▶ **Given passage**:
┏━━

By whom and how is the continuing need for regulators measured; how is their role changed or ended?

  5.  There is no formal or regular mechanism for assessing the effectiveness of and/or continued need for regulation. This is a clear deficiency in the current arrangements. Whilst the competitive markets have evolved to such an extent that we now have one of the most competitive wholesale and retail energy markets in the world (due to a significant extent to the efforts of the Authority and its predecessors), there has not been a corresponding lessening of direct regulatory control/intervention. Nor has there been the logical move from sector specific regulation to regulation solely under competition legislation.

  6.  Thus there should be a formal process for periodic assessments of the scope and function of the Authority including the extent to which regulation is in line with current best practice and whether any part of it can and should be withdrawn. This review could appropriately be carried out by the new Select Committee for Regulatory Accountability (SCRA) (see paragraph 17) in conjunction with the industry and consumer bodies like energywatch, perhaps assisted by the NAO and BRTF.

  7.  In addition, the Authority should be encouraged to actively adopt the principle of "targeted" regulation (as set out in the BRTF principles of good regulation). In particular, it should demonstrate that it is withdrawing from direct regulation of competitive markets and focusing instead on regulation of the monopoly businesses. Specifically, the Authority, in conjunction with licensees and bodies representing consumers, should be obliged to conduct an annual review of licence conditions with a view to removing or modifying any outdated obligations. This review should be presented to the new SCRA.

  8.  As indicated in paragraph 4 above the lack of direct cost control incentives on Ofgem remain a cause for concern. Whilst Ofgem's budget is subject to approval by the Treasury, there is no formal mechanism to incentivise Ofgem to control/reduce its costs. As such there is also no effective means of ensuring that Ofgem's workplan is effectively and appropriately prioritised. One potential way froward would be to formally cap Ofgem's annual budget at perhaps RPI -5. Any increase beyond this would have to be submitted and approved by the SCRA. This would have many beneficial effects. It would oblige/enable Ofgem to properly prioritise its work against its statutory objectives. It would thereby ensure that the regulatory regime was efficient, targeted and proportionate, whilst not in any way undermining Ofgem's ability to carry out its key functions.

Who are the members of the regulatory bodies; how are they appointed; are they adequately representative; do Nolan principles operate?

  9.  The move away from individual regulators to the creation of an Authority has helped to de-personalise energy regulation to some extent. However, we would question whether this has necessarily led to increased confidence in regulatory decision making, or the creation of a more stable regulatory environment as intended.

┗━━

▶ **Records excerpted from a collection**:
┏━━

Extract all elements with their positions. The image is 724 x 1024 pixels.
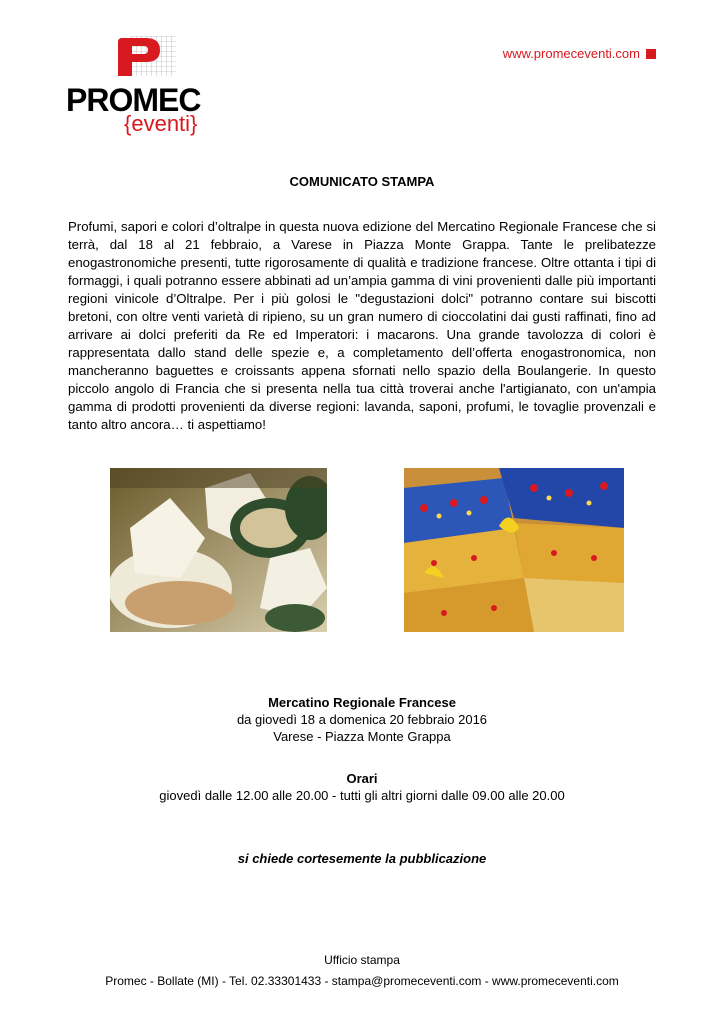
publication-request: si chiede cortesemente la pubblicazione bbox=[237, 851, 487, 866]
event-place: Varese - Piazza Monte Grappa bbox=[273, 729, 451, 744]
footer-office: Ufficio stampa bbox=[324, 953, 400, 967]
footer-contacts: Promec - Bollate (MI) - Tel. 02.33301433 - stampa@promeceventi.com - www.promeceventi.com bbox=[105, 974, 619, 988]
hours-text: giovedì dalle 12.00 alle 20.00 - tutti gli altri giorni dalle 09.00 alle 20.00 bbox=[159, 788, 565, 803]
hours-info bbox=[0, 770, 724, 804]
event-info bbox=[0, 694, 724, 745]
event-name: Mercatino Regionale Francese bbox=[268, 695, 456, 710]
press-release-body: Profumi, sapori e colori d’oltralpe in questa nuova edizione del Mercatino Regionale Francese che si terrà, dal 18 al 21 febbraio, a Varese in Piazza Monte Grappa. Tante le prelibatezze enogastronomiche presenti, tutte rigorosamente di qualità e tradizione francese. Oltre ottanta i tipi di formaggi, i quali potranno essere abbinati ad un’ampia gamma di vini provenienti dalle più importanti regioni vinicole d’Oltralpe. Per i più golosi le "degustazioni dolci" potranno contare sui biscotti bretoni, con oltre venti varietà di ripieno, su un gran numero di cioccolatini dai gusti raffinati, fino ad arrivare ai dolci preferiti da Re ed Imperatori: i macarons. Una grande tavolozza di colori è rappresentata dallo stand delle spezie e, a completamento dell’offerta enogastronomica, non mancheranno baguettes e croissants appena sfornati nello spazio della Boulangerie. In questo piccolo angolo di Francia che si presenta nella tua città troverai anche l'artigianato, con un'ampia gamma di prodotti provenienti da diverse regioni: lavanda, saponi, profumi, le tovaglie provenzali e tanto altro ancora… ti aspettiamo! bbox=[68, 219, 656, 432]
logo-name: PROMEC bbox=[66, 82, 201, 118]
logo-sub: {eventi} bbox=[124, 111, 198, 136]
website-link[interactable]: www.promeceventi.com bbox=[502, 46, 640, 61]
cheese-image-icon bbox=[110, 468, 327, 632]
event-dates: da giovedì 18 a domenica 20 febbraio 2016 bbox=[236, 712, 488, 727]
fabric-baskets-image-icon bbox=[404, 468, 624, 632]
hours-label: Orari bbox=[346, 771, 378, 786]
provencal-fabric-photo bbox=[404, 468, 624, 632]
logo-p-mark-icon bbox=[116, 36, 176, 76]
cheese-photo bbox=[110, 468, 327, 632]
red-square-icon bbox=[646, 49, 656, 59]
document-title: COMUNICATO STAMPA bbox=[289, 174, 435, 189]
header-website[interactable] bbox=[503, 46, 656, 61]
footer bbox=[0, 952, 724, 990]
promec-logo bbox=[66, 36, 216, 136]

┗━━

▶ **Required work**:
[1] Based on the passage on energy regulation, is each statement true? Answer yes or no, quoting the deciding words. (a) A formal mechanism already exists for assessing whether regulation is still needed. (b) One suggestion is to cap Ofgem's annual budget at perhaps RPI -5. (c) The annual review of licence conditions should be presented to the Treasury.
[2] List every body that the passage on energy regulation names as a possible participant in the periodic review of the Authority's scope and function.
[3] Write a continuation of the passage on energy regulation that picks up after its final sentence.

▶ **Outputs in order**:
[1]
(a) No: "There is no formal or regular mechanism for assessing the effectiveness of and/or continued need for regulation."
(b) Yes: "formally cap Ofgem's annual budget at perhaps RPI -5"
(c) No: "This review should be presented to the new SCRA."

[2]
- The new Select Committee for Regulatory Accountability (SCRA)
- The industry
- Consumer bodies like energywatch
- The NAO
- The BRTF

[3]
  10.  The roles of chairman and chief executive of the Authority should be separated in line with best practice for company boards in the private sector. We note that the consumer organisation energywatch set up as part of the new regulatory arrangements has adopted such a model.

  11.  With regard to whether the members are properly "representative", the Government appoints the members of the Authority. Whilst the present non-executive members of the Authority do seem to possess a broad and balanced level of experience, we have concerns regarding the ability of the industry and consumer groups to engage with them separately in a meaningful way. Thus there are questions as to the role and influence of these members in the Authority's work.

  12.  We would also question whether the Authority with a board comprising five executive and six non-executive directors is the right size. It may be that a smaller board, comprising perhaps four executives, three non-executives and a non-executive chairman may strike a better compromise between the need for broad expertise and the need to be effective and manageable.

  13.  So far as we are aware, Nolan principles appear to be upheld.

What are regulators set up to achieve; to what extent do regulators achieve their purposes without adverse consequences; how is their effectiveness assessed

  14.  The purpose, objectives, functions and duties of regulators are defined by statute. This typically requires the protection of consumers' interests (as is the case with the Authority) with the promotion of effective competition wherever possible.

  15.  The Authority has a broad and deep remit coupled with wide legal discretion and largely unfettered powers. As a consequence issues inevitably arise from the interpretation and application by the Authority of its various duties and functions, how it balances the various potentially conflicting requirements, and how it exercises its powers. For example, Ofgem's approach to the regulation of the monopoly network businesses has been to focus on the historic inefficiencies of such businesses. Whilst such an approach has undoubtedly removed inefficiencies, it does not necessarily create the right incentives on network operators for future investment to ensure security of supply in the long term.

  16.  The current lack of accountability of Ofgem and the absence of effective appeal rights combine to reduce confidence in the regulatory decision making process generally. This leads to unnecessarily high regulatory risk, which in turn feeds through into the cost of capital for new investment projects and thence ultimately to customer prices.

  17.  The Authority is required to report annually to the Secretary of State and is subject to occasional, largely ad hoc, scrutiny by various parliamentary committees and the NAO. This does not amount to a focused and robust assessment of its effectiveness. In other words, there is no institutional ownership of the task of evaluating the Authority's effectiveness. Given the importance and size of the utility sectors subject to economic regulation, we support the Electricity Association's (EA) proposal for the creation of a specific cross-sectoral Select Committee for Regulatory Accountability (SCRA) to carry out this function. We would however, question whether this should necessarily be a Committee of the House of Commons or whether it might be better as a Lords Committee.

To what extent are regulators both prosecutors and juries on an issue; what rights of appeal are there against decisions made by regulators?

  18.  Because of their obligations to investigate and enforce breaches under the regulatory regime regulators are by their very nature prosecutors and juries. This means that regulators must operate to very high standards in terms of consistency of approach and transparency of action. In some sectors (eg telecoms and financial services) the potential problem this creates is effectively balanced by the availability of appeal rights on the merits of a case (eg appeal tribunal under Financial Services and Markets Act 2000).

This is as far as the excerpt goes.